*Set task:*
Pull out every line below that contains the word "Support".
******************************
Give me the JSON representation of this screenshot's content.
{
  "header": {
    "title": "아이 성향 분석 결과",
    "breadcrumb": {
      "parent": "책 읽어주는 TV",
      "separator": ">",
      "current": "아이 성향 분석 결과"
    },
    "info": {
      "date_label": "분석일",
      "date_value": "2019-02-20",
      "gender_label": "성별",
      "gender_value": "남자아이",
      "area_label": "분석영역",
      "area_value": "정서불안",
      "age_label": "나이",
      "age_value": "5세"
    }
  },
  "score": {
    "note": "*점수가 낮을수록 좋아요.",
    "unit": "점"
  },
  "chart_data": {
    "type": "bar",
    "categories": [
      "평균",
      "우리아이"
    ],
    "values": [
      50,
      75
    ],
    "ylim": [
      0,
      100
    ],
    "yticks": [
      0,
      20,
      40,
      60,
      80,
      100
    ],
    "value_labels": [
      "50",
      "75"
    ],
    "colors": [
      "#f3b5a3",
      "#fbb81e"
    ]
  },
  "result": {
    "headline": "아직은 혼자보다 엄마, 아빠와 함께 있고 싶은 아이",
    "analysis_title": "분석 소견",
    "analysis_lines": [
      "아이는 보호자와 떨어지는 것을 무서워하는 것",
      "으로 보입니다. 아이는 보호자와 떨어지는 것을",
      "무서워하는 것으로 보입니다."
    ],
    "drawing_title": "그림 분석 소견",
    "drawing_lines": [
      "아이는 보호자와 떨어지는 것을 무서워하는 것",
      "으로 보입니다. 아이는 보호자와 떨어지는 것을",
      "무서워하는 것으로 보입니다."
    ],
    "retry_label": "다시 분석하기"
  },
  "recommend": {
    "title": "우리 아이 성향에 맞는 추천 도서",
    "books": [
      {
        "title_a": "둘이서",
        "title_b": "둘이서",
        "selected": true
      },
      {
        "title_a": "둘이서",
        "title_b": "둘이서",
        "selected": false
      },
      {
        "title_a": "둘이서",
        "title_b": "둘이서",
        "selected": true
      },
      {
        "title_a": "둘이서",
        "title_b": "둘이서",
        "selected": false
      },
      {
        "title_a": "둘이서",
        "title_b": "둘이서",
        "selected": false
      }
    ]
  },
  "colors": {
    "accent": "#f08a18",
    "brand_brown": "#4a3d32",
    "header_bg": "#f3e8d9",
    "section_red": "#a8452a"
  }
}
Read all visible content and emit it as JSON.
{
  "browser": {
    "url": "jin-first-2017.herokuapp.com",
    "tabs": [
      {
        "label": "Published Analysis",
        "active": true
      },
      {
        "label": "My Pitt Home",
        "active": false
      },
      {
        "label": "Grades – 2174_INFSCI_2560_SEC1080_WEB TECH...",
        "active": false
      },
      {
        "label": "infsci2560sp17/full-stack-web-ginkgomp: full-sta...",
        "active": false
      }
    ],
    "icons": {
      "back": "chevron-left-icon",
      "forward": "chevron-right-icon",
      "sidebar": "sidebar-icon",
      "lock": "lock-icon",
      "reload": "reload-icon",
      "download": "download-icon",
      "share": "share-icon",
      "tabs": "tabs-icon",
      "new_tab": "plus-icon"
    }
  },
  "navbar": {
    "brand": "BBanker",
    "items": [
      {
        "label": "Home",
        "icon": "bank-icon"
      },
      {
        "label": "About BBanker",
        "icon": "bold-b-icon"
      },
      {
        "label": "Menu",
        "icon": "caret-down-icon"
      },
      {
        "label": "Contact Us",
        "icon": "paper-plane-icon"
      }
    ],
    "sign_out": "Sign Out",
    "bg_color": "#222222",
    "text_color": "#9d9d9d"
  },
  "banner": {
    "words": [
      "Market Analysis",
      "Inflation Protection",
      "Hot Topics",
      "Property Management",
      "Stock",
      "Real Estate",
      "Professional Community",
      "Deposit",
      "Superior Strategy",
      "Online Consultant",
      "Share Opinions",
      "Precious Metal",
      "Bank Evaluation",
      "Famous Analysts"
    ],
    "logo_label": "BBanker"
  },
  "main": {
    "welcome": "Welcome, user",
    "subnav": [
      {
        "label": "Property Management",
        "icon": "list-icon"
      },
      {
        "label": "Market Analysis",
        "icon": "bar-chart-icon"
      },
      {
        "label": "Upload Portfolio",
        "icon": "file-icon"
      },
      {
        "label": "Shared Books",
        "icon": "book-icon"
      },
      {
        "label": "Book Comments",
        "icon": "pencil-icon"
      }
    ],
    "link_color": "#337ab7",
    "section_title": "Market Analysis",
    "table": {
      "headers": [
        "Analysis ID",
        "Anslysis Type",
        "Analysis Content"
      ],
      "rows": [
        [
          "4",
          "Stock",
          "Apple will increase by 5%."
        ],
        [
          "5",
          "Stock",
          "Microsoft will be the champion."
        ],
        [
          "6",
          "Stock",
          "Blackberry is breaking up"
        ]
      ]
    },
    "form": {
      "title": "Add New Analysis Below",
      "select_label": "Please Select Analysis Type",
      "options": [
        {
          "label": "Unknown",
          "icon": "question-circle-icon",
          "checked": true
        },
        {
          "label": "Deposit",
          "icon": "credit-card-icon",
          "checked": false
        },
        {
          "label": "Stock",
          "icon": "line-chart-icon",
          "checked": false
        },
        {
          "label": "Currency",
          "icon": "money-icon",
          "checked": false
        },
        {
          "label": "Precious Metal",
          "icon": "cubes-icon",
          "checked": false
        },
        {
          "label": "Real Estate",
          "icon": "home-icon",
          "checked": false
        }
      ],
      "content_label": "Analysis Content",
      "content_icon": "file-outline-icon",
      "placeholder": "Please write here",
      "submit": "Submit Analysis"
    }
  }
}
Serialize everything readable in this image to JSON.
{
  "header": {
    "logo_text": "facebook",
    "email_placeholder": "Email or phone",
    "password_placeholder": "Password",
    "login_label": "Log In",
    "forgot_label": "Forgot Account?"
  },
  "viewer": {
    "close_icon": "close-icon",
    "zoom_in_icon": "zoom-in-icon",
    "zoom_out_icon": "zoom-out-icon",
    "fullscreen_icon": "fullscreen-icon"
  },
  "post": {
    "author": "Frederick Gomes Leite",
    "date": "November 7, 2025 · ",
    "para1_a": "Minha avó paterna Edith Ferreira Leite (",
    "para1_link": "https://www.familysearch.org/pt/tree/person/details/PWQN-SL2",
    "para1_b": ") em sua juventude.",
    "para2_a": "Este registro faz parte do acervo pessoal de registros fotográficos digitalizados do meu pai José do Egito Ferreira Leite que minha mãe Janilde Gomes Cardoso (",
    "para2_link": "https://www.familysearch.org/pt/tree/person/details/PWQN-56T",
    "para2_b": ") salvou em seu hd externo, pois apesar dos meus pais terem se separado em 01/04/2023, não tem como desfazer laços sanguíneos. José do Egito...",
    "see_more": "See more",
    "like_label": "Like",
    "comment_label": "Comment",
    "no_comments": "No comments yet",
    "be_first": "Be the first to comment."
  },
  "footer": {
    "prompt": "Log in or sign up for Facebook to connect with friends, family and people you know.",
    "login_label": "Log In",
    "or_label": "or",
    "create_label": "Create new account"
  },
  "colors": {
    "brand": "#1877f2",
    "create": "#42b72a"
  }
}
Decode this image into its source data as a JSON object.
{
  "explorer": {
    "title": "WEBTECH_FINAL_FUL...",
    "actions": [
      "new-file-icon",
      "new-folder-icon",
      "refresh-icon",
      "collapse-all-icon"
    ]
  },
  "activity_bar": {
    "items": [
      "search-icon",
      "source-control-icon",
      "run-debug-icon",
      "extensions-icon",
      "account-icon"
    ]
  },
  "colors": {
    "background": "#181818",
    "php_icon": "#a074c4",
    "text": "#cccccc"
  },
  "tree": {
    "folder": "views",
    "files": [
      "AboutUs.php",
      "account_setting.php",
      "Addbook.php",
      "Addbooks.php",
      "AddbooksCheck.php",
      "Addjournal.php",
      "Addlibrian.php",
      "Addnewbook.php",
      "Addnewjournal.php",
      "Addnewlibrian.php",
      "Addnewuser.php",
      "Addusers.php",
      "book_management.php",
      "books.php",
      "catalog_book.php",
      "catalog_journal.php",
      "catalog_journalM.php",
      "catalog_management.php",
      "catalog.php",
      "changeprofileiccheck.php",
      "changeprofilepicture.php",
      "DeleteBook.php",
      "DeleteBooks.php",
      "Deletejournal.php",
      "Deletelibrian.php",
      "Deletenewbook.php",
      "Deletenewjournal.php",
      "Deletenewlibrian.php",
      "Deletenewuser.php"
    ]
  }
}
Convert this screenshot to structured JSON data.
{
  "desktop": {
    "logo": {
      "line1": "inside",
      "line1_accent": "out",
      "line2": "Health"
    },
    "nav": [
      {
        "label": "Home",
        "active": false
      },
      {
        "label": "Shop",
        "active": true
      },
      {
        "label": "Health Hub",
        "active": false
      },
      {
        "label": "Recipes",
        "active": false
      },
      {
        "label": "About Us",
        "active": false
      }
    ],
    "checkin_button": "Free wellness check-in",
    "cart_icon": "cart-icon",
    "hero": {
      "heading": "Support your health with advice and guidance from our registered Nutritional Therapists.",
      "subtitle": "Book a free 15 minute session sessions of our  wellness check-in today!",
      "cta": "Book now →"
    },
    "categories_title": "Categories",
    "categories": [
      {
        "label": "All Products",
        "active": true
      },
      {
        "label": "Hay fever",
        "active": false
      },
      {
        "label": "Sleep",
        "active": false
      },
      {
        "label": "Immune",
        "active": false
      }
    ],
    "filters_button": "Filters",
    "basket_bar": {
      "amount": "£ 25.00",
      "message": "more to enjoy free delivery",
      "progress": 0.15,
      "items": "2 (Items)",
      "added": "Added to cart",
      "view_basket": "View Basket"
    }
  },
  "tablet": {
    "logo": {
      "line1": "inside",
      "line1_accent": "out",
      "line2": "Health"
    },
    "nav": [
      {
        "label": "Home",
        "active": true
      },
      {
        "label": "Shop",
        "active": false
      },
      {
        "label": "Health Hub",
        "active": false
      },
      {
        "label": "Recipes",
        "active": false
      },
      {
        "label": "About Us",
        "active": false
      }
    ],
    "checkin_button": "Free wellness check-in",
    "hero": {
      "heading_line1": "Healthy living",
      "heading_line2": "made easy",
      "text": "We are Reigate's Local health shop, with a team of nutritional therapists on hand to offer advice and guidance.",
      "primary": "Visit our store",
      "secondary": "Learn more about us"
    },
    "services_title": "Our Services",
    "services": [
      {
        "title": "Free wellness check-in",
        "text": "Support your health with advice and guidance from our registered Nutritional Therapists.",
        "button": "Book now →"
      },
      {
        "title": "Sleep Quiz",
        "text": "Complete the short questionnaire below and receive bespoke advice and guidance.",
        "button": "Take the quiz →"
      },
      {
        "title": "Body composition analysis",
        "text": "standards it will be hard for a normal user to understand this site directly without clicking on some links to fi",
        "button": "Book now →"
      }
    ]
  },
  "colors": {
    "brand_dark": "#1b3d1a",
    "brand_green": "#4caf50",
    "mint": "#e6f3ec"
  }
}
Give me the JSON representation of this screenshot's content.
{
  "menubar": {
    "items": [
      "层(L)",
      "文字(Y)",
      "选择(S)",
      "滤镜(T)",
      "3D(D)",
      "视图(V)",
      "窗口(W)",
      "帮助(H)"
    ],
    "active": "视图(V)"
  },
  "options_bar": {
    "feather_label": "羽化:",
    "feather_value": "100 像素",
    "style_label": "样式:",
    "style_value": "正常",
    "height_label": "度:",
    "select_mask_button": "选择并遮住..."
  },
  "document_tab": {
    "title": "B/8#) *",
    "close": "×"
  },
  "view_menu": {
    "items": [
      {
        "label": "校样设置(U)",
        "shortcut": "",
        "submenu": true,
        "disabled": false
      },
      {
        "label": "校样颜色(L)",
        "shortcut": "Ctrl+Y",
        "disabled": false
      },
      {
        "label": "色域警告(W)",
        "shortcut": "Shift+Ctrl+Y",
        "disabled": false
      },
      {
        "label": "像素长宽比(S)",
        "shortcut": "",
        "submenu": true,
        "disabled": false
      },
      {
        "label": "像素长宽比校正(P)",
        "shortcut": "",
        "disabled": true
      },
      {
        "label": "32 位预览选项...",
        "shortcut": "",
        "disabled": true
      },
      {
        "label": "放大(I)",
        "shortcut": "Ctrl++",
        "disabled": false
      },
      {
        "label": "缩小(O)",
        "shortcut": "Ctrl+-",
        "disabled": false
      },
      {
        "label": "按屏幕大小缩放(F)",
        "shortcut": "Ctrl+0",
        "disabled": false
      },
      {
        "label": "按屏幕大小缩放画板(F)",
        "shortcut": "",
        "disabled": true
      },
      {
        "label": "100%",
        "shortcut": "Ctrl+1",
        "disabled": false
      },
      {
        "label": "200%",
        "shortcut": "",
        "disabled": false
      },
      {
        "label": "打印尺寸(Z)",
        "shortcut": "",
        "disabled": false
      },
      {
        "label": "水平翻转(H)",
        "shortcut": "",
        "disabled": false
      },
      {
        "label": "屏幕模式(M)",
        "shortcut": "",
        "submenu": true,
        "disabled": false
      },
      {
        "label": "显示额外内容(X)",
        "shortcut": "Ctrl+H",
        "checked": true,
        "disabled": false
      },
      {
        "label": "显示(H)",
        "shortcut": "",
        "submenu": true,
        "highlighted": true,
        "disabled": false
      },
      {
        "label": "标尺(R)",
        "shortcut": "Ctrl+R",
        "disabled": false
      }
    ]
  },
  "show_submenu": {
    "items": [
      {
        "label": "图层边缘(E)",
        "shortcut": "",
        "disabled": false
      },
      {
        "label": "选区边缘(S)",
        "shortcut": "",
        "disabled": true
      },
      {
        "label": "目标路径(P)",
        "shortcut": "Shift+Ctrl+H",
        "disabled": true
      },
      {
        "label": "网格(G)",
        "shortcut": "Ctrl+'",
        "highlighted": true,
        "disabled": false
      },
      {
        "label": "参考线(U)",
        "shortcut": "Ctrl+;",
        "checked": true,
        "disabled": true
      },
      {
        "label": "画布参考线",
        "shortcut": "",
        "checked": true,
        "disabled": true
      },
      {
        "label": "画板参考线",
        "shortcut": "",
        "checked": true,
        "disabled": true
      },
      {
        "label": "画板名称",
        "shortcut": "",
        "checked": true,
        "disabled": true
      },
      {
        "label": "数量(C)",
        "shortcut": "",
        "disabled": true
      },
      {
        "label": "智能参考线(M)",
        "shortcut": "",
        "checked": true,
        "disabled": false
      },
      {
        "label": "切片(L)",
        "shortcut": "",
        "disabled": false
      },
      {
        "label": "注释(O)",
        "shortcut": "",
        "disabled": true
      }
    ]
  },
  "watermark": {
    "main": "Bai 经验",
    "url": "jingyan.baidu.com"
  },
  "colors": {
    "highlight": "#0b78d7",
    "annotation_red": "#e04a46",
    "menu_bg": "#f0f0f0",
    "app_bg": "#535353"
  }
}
******************************
*Reply to the task:*
      "heading": "Support your health with advice and guidance from our registered Nutritional Therapists.",
        "text": "Support your health with advice and guidance from our registered Nutritional Therapists.",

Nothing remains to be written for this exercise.